**Material for this task**
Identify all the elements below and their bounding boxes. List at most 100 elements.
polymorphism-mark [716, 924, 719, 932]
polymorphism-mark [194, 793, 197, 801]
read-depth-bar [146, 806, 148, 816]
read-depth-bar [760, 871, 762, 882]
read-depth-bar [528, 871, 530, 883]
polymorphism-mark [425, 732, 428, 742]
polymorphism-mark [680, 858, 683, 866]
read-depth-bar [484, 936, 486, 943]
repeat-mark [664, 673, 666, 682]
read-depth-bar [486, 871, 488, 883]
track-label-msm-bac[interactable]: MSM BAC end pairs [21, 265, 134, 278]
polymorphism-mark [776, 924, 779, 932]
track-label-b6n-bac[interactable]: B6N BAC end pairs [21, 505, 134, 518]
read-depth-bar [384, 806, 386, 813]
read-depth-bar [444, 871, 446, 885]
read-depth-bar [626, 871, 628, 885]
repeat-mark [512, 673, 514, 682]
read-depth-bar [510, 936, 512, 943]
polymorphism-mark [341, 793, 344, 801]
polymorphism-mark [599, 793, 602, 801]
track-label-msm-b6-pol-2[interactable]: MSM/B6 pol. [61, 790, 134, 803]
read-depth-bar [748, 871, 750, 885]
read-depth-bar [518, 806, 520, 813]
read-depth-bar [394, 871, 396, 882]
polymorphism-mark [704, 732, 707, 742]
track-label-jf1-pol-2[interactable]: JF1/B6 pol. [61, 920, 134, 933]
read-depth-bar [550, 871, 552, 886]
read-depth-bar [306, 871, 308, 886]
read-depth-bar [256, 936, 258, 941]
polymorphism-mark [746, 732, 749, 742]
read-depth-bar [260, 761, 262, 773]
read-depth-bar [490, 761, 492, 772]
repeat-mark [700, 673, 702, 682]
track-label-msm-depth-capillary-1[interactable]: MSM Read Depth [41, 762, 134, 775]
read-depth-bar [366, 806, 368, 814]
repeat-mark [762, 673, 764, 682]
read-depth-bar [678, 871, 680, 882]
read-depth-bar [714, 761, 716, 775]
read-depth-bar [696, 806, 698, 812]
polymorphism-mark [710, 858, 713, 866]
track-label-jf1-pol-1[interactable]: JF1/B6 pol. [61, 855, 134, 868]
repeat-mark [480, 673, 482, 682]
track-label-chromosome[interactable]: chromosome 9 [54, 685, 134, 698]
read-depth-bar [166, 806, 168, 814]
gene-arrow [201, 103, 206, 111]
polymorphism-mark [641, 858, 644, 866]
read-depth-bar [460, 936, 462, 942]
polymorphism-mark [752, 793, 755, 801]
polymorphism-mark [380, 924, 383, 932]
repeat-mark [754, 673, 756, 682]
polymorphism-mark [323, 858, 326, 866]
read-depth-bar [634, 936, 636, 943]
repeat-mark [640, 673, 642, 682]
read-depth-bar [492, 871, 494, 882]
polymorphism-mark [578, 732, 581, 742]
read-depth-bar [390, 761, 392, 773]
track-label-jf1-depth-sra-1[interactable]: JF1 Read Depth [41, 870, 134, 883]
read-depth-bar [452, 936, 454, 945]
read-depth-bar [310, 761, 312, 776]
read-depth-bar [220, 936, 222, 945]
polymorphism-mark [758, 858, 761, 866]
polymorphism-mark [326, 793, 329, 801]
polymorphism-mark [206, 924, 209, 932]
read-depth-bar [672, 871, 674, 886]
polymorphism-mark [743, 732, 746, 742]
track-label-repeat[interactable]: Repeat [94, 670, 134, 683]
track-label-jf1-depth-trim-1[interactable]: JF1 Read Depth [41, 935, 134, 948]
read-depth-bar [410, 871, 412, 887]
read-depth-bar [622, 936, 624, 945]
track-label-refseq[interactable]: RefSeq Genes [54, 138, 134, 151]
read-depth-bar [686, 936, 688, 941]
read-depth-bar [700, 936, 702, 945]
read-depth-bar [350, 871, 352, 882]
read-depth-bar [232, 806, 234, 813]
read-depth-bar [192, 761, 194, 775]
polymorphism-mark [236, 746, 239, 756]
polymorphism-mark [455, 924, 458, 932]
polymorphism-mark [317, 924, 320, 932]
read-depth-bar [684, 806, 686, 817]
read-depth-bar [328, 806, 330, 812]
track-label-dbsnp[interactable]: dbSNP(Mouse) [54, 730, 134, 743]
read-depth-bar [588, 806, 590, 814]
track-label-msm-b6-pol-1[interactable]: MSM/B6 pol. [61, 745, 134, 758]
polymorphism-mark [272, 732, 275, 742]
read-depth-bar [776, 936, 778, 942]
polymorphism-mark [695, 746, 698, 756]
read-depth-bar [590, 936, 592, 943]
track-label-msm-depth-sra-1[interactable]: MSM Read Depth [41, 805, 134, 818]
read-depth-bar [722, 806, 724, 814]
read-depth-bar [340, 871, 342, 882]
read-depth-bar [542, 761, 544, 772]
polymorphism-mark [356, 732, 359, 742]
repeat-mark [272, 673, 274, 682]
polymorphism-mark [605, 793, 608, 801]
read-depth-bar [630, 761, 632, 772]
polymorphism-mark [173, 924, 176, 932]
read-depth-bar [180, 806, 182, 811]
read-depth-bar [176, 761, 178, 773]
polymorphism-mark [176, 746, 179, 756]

**Required work**
Repeat the whole listing exactly, with no omissions.

**Answer section**
Identify all the elements below and their bounding boxes. List at most 100 elements.
polymorphism-mark [716, 924, 719, 932]
polymorphism-mark [194, 793, 197, 801]
read-depth-bar [146, 806, 148, 816]
read-depth-bar [760, 871, 762, 882]
read-depth-bar [528, 871, 530, 883]
polymorphism-mark [425, 732, 428, 742]
polymorphism-mark [680, 858, 683, 866]
read-depth-bar [484, 936, 486, 943]
repeat-mark [664, 673, 666, 682]
read-depth-bar [486, 871, 488, 883]
track-label-msm-bac[interactable]: MSM BAC end pairs [21, 265, 134, 278]
polymorphism-mark [776, 924, 779, 932]
track-label-b6n-bac[interactable]: B6N BAC end pairs [21, 505, 134, 518]
read-depth-bar [384, 806, 386, 813]
read-depth-bar [444, 871, 446, 885]
read-depth-bar [626, 871, 628, 885]
repeat-mark [512, 673, 514, 682]
read-depth-bar [510, 936, 512, 943]
polymorphism-mark [341, 793, 344, 801]
polymorphism-mark [599, 793, 602, 801]
track-label-msm-b6-pol-2[interactable]: MSM/B6 pol. [61, 790, 134, 803]
read-depth-bar [748, 871, 750, 885]
read-depth-bar [518, 806, 520, 813]
read-depth-bar [394, 871, 396, 882]
polymorphism-mark [704, 732, 707, 742]
track-label-jf1-pol-2[interactable]: JF1/B6 pol. [61, 920, 134, 933]
read-depth-bar [550, 871, 552, 886]
read-depth-bar [306, 871, 308, 886]
read-depth-bar [256, 936, 258, 941]
polymorphism-mark [746, 732, 749, 742]
read-depth-bar [260, 761, 262, 773]
read-depth-bar [490, 761, 492, 772]
repeat-mark [700, 673, 702, 682]
track-label-msm-depth-capillary-1[interactable]: MSM Read Depth [41, 762, 134, 775]
read-depth-bar [366, 806, 368, 814]
repeat-mark [762, 673, 764, 682]
read-depth-bar [678, 871, 680, 882]
read-depth-bar [714, 761, 716, 775]
read-depth-bar [696, 806, 698, 812]
polymorphism-mark [710, 858, 713, 866]
track-label-jf1-pol-1[interactable]: JF1/B6 pol. [61, 855, 134, 868]
repeat-mark [480, 673, 482, 682]
track-label-chromosome[interactable]: chromosome 9 [54, 685, 134, 698]
read-depth-bar [166, 806, 168, 814]
gene-arrow [201, 103, 206, 111]
polymorphism-mark [641, 858, 644, 866]
read-depth-bar [460, 936, 462, 942]
polymorphism-mark [752, 793, 755, 801]
polymorphism-mark [380, 924, 383, 932]
repeat-mark [754, 673, 756, 682]
polymorphism-mark [323, 858, 326, 866]
read-depth-bar [634, 936, 636, 943]
repeat-mark [640, 673, 642, 682]
read-depth-bar [492, 871, 494, 882]
polymorphism-mark [578, 732, 581, 742]
read-depth-bar [390, 761, 392, 773]
track-label-jf1-depth-sra-1[interactable]: JF1 Read Depth [41, 870, 134, 883]
read-depth-bar [452, 936, 454, 945]
read-depth-bar [310, 761, 312, 776]
read-depth-bar [220, 936, 222, 945]
polymorphism-mark [758, 858, 761, 866]
polymorphism-mark [326, 793, 329, 801]
polymorphism-mark [206, 924, 209, 932]
read-depth-bar [672, 871, 674, 886]
polymorphism-mark [743, 732, 746, 742]
track-label-repeat[interactable]: Repeat [94, 670, 134, 683]
track-label-jf1-depth-trim-1[interactable]: JF1 Read Depth [41, 935, 134, 948]
read-depth-bar [410, 871, 412, 887]
read-depth-bar [622, 936, 624, 945]
track-label-refseq[interactable]: RefSeq Genes [54, 138, 134, 151]
read-depth-bar [686, 936, 688, 941]
read-depth-bar [700, 936, 702, 945]
read-depth-bar [350, 871, 352, 882]
read-depth-bar [232, 806, 234, 813]
read-depth-bar [192, 761, 194, 775]
polymorphism-mark [236, 746, 239, 756]
polymorphism-mark [455, 924, 458, 932]
polymorphism-mark [317, 924, 320, 932]
read-depth-bar [684, 806, 686, 817]
read-depth-bar [328, 806, 330, 812]
track-label-dbsnp[interactable]: dbSNP(Mouse) [54, 730, 134, 743]
read-depth-bar [588, 806, 590, 814]
track-label-msm-b6-pol-1[interactable]: MSM/B6 pol. [61, 745, 134, 758]
polymorphism-mark [272, 732, 275, 742]
read-depth-bar [776, 936, 778, 942]
polymorphism-mark [695, 746, 698, 756]
read-depth-bar [590, 936, 592, 943]
track-label-msm-depth-sra-1[interactable]: MSM Read Depth [41, 805, 134, 818]
read-depth-bar [722, 806, 724, 814]
read-depth-bar [340, 871, 342, 882]
read-depth-bar [542, 761, 544, 772]
polymorphism-mark [356, 732, 359, 742]
repeat-mark [272, 673, 274, 682]
polymorphism-mark [605, 793, 608, 801]
read-depth-bar [630, 761, 632, 772]
polymorphism-mark [173, 924, 176, 932]
read-depth-bar [180, 806, 182, 811]
read-depth-bar [176, 761, 178, 773]
polymorphism-mark [176, 746, 179, 756]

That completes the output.